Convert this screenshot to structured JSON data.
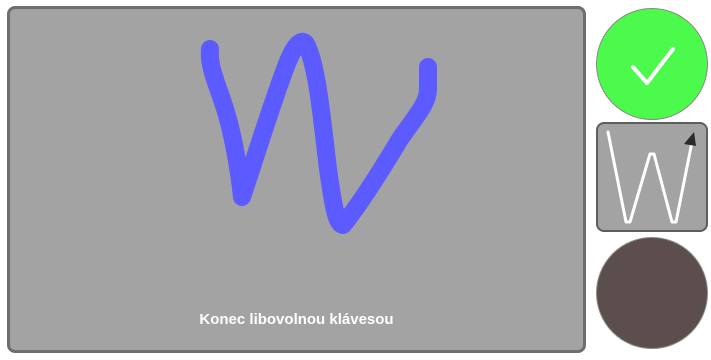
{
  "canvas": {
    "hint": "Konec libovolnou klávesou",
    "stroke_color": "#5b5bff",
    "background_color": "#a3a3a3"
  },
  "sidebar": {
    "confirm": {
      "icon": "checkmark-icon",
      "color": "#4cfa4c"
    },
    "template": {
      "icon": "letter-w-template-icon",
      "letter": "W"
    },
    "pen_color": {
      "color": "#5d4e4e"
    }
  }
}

-=-=-=-=-

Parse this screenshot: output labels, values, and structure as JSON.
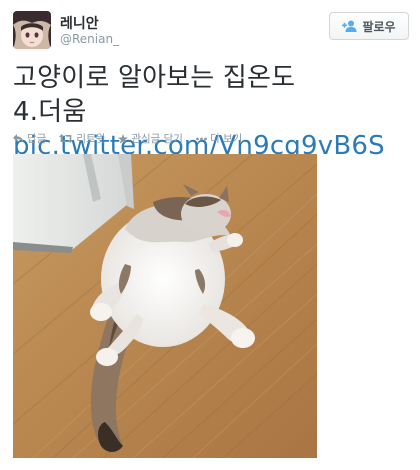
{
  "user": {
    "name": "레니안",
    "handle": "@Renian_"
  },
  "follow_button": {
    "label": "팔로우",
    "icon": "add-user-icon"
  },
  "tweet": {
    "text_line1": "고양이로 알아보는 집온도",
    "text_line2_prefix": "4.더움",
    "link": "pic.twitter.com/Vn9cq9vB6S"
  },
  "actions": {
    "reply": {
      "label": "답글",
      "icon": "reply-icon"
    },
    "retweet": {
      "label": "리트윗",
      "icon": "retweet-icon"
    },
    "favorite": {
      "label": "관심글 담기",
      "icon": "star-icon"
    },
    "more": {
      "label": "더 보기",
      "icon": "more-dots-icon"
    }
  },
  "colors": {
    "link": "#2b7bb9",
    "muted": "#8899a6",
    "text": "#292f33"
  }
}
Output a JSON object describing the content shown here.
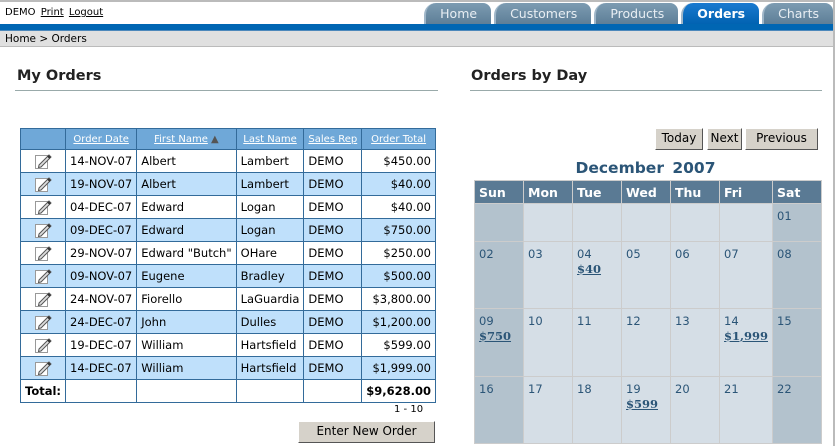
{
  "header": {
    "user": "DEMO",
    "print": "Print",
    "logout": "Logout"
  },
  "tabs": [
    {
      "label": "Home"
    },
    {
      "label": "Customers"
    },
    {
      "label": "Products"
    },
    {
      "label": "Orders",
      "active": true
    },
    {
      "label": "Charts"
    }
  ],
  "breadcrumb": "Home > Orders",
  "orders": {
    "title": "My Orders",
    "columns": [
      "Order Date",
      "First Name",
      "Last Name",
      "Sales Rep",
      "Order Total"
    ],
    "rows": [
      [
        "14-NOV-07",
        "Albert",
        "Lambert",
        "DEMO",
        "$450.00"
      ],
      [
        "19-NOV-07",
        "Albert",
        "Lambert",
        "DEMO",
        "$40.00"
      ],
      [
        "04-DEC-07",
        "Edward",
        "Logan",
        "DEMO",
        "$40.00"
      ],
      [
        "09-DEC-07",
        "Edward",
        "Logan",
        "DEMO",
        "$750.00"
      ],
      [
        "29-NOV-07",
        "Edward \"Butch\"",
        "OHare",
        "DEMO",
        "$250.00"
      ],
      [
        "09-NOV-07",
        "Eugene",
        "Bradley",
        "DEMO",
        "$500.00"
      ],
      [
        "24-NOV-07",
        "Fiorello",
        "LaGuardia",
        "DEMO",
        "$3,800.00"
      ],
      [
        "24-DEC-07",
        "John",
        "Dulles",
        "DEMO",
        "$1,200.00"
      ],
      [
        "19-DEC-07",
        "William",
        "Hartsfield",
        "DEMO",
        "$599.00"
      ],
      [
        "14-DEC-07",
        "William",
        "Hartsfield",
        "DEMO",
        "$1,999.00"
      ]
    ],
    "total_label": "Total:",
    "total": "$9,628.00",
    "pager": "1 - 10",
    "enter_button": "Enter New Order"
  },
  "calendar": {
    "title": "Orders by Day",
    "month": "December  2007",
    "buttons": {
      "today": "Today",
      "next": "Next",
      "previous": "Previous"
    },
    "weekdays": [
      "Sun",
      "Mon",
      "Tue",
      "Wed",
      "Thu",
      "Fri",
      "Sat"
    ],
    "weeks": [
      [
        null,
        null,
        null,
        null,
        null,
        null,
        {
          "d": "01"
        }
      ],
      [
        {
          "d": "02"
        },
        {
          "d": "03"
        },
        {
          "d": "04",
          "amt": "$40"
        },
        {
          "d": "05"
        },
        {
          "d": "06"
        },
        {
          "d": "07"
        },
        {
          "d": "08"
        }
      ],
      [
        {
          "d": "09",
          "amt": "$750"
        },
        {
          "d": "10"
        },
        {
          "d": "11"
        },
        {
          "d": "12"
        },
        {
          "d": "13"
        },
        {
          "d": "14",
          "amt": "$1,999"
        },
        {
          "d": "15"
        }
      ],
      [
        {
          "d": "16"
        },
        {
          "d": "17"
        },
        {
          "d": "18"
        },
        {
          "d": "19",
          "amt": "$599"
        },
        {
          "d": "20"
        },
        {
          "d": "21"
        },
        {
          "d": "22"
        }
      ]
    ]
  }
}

-=-=-=-=-

Scan the data above and copy every line with "this" in it.

**Written response:**
Convert this screenshot to structured JSON data.
Parse this screenshot: output labels, values, and structure as JSON.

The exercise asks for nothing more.